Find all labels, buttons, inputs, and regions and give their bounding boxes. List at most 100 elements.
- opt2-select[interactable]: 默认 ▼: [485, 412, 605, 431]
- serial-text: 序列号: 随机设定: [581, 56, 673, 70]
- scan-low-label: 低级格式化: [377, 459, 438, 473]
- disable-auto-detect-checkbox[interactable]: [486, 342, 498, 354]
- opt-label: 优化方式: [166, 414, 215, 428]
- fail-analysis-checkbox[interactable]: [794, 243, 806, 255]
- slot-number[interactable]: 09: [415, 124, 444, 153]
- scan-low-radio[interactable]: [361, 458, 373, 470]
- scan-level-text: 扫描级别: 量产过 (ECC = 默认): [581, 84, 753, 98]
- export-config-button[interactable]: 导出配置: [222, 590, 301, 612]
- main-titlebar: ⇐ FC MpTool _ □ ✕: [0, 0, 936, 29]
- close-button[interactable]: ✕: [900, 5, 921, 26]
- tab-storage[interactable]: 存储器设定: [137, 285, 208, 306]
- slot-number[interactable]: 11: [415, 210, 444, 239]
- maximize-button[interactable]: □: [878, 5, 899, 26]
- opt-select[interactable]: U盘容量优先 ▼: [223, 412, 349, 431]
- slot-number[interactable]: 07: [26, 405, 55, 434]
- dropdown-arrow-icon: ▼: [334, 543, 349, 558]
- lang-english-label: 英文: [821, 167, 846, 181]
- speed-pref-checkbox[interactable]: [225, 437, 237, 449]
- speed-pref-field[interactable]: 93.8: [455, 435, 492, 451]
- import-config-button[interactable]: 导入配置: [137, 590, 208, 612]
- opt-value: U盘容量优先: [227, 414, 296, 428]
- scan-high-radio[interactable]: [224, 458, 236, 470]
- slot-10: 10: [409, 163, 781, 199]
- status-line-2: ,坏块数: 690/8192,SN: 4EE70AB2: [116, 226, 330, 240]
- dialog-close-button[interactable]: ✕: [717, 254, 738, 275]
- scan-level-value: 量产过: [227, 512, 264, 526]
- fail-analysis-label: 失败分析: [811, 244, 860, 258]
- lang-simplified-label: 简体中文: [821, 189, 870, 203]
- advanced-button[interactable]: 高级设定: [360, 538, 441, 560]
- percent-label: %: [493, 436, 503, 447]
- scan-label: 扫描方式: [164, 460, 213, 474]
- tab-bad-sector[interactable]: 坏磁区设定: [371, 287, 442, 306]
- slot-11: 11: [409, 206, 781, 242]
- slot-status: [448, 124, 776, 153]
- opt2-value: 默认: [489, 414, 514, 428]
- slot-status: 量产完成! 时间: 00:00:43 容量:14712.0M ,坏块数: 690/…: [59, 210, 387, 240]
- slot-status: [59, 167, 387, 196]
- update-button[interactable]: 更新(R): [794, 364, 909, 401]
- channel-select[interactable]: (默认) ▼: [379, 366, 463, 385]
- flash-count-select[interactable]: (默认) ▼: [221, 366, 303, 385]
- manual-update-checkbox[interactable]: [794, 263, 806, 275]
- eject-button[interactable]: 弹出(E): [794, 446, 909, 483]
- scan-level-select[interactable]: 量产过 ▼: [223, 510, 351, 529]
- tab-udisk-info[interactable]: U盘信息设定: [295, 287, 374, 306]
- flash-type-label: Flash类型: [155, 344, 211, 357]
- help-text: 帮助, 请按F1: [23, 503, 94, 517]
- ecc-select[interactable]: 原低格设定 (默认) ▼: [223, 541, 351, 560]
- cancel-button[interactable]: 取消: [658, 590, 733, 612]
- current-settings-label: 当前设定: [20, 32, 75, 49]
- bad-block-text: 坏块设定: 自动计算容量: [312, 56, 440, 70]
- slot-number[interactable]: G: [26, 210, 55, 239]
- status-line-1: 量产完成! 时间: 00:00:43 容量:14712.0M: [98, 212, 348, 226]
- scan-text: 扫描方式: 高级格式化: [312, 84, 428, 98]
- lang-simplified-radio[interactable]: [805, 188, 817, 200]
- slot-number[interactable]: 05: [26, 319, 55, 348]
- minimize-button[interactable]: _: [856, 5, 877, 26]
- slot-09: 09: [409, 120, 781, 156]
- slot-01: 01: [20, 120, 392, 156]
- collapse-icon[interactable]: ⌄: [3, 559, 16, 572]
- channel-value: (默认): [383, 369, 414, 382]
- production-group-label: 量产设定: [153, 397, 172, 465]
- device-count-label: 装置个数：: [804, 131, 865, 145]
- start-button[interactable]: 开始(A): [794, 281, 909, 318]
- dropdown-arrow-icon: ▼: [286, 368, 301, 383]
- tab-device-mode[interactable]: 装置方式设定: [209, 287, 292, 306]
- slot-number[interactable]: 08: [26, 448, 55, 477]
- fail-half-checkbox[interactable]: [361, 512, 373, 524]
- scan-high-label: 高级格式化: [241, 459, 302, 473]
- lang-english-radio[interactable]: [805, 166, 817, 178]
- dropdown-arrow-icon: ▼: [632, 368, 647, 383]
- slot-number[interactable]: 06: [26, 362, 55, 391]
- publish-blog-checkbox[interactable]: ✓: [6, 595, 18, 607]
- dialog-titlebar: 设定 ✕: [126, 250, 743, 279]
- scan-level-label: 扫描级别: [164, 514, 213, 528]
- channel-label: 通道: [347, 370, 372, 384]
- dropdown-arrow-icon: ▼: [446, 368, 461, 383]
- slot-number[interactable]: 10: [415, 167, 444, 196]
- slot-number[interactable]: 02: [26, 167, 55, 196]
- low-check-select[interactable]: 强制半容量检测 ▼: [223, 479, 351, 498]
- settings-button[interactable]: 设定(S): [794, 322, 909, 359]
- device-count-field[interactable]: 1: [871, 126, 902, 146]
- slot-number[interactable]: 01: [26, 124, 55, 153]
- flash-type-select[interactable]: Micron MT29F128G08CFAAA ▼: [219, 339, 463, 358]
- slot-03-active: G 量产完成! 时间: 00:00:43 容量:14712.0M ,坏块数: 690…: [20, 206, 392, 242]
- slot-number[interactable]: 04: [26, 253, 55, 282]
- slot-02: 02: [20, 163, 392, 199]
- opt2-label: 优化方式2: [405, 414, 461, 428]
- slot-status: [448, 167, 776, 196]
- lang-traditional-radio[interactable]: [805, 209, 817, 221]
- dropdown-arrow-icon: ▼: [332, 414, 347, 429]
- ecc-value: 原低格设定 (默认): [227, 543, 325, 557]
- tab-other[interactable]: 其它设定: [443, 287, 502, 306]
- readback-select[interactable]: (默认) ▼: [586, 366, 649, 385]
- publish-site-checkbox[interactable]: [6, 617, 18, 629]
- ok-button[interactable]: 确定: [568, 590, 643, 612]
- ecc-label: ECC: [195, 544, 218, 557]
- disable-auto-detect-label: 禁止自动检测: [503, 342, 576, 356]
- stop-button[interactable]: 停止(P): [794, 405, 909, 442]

····················

Gather every line of the data above that contains the string "detect".

- disable-auto-detect-checkbox[interactable]: [486, 342, 498, 354]
- disable-auto-detect-label: 禁止自动检测: [503, 342, 576, 356]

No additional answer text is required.